=== Aim ===
Find and copy every line in the records that includes the string "Lisle".

=== Raw records ===
· · · · · · ·

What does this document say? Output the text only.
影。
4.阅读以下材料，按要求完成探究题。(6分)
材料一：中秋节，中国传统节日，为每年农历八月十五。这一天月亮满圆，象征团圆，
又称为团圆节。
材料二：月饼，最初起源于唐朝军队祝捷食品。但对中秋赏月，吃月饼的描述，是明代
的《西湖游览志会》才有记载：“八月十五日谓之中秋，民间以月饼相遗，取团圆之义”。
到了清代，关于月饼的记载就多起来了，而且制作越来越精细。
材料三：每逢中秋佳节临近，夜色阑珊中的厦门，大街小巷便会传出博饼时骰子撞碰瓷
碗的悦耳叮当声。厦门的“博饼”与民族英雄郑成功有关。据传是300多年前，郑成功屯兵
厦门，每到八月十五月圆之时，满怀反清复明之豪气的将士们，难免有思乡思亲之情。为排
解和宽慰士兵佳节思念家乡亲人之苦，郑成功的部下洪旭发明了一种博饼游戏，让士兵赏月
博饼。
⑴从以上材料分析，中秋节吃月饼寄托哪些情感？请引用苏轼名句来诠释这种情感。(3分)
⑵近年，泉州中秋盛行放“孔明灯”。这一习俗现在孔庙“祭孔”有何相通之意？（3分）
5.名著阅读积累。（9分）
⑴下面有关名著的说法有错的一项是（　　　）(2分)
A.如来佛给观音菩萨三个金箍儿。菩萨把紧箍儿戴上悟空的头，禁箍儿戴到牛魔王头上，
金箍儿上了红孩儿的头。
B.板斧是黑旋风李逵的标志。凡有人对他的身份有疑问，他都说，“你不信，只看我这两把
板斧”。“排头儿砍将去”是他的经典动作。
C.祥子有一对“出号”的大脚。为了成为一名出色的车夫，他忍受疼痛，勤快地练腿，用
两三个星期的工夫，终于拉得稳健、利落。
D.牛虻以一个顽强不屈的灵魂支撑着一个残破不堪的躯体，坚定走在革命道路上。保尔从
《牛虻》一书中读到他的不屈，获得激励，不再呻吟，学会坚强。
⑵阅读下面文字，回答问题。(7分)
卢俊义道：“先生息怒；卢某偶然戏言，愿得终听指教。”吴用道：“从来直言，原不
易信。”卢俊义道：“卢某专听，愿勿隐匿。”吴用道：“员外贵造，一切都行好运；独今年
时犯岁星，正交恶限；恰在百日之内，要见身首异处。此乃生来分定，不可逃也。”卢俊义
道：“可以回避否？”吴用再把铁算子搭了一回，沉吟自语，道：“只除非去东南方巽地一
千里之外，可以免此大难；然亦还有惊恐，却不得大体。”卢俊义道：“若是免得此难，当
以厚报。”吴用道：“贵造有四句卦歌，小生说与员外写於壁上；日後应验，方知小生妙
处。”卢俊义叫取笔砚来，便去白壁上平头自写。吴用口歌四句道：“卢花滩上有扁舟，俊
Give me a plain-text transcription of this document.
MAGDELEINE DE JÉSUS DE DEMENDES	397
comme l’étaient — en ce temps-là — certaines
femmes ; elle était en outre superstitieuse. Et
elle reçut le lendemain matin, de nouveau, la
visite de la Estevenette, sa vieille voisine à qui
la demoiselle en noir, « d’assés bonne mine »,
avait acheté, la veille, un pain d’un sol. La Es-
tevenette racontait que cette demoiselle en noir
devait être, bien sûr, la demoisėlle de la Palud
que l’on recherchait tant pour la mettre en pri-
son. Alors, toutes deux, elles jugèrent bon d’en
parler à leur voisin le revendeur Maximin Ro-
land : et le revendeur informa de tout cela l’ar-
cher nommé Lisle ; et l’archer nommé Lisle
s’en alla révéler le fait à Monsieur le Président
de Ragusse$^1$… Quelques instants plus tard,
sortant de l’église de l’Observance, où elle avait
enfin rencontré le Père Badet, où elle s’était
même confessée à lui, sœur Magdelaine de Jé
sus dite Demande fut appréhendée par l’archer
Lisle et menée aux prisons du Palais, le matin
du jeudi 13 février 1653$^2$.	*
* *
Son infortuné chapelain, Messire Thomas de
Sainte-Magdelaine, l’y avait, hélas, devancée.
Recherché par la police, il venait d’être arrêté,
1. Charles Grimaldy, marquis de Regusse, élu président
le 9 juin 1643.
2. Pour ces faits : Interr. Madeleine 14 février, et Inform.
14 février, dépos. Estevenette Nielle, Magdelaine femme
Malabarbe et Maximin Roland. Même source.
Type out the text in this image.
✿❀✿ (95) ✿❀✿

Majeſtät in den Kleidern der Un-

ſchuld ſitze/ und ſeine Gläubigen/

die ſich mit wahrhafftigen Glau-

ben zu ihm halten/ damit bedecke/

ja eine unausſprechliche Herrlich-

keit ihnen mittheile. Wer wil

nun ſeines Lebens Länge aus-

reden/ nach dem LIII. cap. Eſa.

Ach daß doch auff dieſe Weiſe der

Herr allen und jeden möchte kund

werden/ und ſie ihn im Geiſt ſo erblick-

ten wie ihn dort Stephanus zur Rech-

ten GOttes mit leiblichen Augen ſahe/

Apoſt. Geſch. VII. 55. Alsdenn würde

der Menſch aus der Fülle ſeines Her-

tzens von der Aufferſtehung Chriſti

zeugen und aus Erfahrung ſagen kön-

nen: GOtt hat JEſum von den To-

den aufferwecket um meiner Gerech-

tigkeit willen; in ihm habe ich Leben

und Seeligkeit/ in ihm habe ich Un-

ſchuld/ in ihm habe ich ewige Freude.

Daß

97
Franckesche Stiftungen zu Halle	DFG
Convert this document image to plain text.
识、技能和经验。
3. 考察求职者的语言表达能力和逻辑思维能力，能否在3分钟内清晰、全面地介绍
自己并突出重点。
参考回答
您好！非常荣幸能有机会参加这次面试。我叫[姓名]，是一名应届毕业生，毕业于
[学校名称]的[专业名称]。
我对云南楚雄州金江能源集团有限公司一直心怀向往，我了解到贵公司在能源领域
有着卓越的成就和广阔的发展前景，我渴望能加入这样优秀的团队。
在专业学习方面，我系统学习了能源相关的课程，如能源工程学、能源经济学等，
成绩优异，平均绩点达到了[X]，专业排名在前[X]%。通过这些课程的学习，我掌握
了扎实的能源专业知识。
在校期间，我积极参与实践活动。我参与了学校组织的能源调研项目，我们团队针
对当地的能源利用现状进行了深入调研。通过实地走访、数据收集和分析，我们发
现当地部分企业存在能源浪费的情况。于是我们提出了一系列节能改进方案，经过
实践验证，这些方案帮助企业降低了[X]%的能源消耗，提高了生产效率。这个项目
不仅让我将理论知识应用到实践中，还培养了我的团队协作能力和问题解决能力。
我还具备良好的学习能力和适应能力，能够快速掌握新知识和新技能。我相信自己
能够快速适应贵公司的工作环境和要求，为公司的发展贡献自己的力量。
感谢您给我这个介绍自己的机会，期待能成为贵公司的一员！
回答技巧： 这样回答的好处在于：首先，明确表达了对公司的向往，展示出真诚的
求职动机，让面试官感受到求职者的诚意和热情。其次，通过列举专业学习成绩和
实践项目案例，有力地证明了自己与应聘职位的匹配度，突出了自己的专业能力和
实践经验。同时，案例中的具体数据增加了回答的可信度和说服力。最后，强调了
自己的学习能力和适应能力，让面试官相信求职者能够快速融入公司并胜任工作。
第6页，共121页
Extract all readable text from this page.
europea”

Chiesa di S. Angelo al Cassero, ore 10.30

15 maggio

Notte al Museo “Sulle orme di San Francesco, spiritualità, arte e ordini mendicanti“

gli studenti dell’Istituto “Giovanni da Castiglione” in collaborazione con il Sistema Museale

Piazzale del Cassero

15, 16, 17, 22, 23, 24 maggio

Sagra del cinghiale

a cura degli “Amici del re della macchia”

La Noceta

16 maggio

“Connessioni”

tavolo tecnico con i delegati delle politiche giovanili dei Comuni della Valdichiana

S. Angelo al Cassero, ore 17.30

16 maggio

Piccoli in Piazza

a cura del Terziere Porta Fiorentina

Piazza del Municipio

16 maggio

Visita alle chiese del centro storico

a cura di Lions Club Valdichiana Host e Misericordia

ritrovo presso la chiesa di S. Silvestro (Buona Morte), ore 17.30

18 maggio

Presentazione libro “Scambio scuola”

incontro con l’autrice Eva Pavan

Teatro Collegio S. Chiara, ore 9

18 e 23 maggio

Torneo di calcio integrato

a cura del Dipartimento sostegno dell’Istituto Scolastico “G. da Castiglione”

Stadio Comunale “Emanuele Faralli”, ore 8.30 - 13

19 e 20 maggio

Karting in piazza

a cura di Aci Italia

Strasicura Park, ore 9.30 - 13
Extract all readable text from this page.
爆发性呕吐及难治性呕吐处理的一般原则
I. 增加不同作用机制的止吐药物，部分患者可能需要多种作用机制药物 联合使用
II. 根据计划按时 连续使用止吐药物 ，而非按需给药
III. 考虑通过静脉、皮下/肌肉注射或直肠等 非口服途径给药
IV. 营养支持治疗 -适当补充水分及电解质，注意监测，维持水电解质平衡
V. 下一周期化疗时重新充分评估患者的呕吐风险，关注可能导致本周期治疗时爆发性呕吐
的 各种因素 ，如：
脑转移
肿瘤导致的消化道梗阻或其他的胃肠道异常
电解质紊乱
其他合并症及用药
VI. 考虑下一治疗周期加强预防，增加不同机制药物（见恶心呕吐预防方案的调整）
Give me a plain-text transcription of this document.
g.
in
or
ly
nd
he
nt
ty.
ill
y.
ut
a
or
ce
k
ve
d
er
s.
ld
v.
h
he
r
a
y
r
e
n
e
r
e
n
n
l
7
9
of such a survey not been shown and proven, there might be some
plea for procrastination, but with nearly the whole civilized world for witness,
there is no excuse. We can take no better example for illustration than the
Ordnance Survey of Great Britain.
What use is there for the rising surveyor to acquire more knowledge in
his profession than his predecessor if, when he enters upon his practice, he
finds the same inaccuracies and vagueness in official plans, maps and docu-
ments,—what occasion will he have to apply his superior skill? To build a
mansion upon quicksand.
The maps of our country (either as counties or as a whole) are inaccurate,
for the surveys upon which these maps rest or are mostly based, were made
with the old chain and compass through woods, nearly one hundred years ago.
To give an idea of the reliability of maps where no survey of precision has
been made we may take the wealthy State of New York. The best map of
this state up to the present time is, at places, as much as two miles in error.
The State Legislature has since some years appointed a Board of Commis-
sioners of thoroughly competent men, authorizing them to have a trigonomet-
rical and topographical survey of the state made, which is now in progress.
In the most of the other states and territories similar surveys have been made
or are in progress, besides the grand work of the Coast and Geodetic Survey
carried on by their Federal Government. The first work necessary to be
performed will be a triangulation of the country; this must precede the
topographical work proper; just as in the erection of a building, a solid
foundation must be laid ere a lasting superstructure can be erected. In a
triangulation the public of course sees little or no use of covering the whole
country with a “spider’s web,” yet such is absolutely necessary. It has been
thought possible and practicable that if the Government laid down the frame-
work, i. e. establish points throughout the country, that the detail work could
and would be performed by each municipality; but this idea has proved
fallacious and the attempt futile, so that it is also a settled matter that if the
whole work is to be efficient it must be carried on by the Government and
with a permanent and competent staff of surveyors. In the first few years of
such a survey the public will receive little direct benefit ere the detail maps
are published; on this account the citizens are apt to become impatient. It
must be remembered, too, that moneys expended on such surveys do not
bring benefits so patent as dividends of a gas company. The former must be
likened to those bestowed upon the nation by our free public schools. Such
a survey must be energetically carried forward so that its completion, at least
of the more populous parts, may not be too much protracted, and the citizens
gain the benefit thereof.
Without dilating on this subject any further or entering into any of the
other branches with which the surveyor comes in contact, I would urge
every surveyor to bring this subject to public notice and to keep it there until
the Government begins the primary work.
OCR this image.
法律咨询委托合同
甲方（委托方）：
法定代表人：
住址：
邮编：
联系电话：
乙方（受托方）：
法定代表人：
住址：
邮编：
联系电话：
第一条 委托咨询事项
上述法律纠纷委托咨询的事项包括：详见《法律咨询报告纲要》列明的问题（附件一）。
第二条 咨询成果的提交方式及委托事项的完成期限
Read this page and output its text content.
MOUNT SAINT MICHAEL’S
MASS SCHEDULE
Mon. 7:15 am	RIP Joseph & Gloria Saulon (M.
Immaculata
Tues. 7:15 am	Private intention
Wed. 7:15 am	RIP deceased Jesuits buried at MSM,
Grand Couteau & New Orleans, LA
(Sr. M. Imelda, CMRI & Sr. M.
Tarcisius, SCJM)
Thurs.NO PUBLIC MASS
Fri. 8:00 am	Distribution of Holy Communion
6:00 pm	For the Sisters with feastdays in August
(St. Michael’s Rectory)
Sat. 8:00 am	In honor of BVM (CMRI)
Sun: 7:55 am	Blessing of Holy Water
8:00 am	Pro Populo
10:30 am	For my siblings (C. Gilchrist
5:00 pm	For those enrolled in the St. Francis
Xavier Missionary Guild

· · · · · · ·

=== Exercise solution ===
cher nommé Lisle ; et l’archer nommé Lisle
Lisle et menée aux prisons du Palais, le matin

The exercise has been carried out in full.